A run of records
___

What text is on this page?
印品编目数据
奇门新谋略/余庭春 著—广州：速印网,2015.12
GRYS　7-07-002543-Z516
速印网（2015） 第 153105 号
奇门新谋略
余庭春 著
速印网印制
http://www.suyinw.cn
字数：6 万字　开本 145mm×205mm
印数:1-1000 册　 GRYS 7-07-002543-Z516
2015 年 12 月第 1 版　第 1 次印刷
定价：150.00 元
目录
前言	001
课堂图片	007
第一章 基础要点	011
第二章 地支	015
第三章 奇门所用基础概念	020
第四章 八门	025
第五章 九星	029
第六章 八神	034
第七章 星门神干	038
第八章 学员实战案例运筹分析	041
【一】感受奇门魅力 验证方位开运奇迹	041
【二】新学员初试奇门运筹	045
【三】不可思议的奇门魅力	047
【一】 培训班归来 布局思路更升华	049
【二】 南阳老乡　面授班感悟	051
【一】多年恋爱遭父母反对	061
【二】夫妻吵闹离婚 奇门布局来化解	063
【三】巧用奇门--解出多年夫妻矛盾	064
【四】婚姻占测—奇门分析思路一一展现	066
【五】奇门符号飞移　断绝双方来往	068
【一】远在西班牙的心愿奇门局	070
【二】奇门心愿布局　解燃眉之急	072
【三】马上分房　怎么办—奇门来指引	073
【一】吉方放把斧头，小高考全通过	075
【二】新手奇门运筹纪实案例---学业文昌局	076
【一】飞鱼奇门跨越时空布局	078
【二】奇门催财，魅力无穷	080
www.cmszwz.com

___

**Exercise:**
Go through the records above and set each one down exactly, please.

**Response to this task:**
What text is on this page?
印品编目数据
奇门新谋略/余庭春 著—广州：速印网,2015.12
GRYS　7-07-002543-Z516
速印网（2015） 第 153105 号
奇门新谋略
余庭春 著
速印网印制
http://www.suyinw.cn
字数：6 万字　开本 145mm×205mm
印数:1-1000 册　 GRYS 7-07-002543-Z516
2015 年 12 月第 1 版　第 1 次印刷
定价：150.00 元
目录
前言	001
课堂图片	007
第一章 基础要点	011
第二章 地支	015
第三章 奇门所用基础概念	020
第四章 八门	025
第五章 九星	029
第六章 八神	034
第七章 星门神干	038
第八章 学员实战案例运筹分析	041
【一】感受奇门魅力 验证方位开运奇迹	041
【二】新学员初试奇门运筹	045
【三】不可思议的奇门魅力	047
【一】 培训班归来 布局思路更升华	049
【二】 南阳老乡　面授班感悟	051
【一】多年恋爱遭父母反对	061
【二】夫妻吵闹离婚 奇门布局来化解	063
【三】巧用奇门--解出多年夫妻矛盾	064
【四】婚姻占测—奇门分析思路一一展现	066
【五】奇门符号飞移　断绝双方来往	068
【一】远在西班牙的心愿奇门局	070
【二】奇门心愿布局　解燃眉之急	072
【三】马上分房　怎么办—奇门来指引	073
【一】吉方放把斧头，小高考全通过	075
【二】新手奇门运筹纪实案例---学业文昌局	076
【一】飞鱼奇门跨越时空布局	078
【二】奇门催财，魅力无穷	080
www.cmszwz.com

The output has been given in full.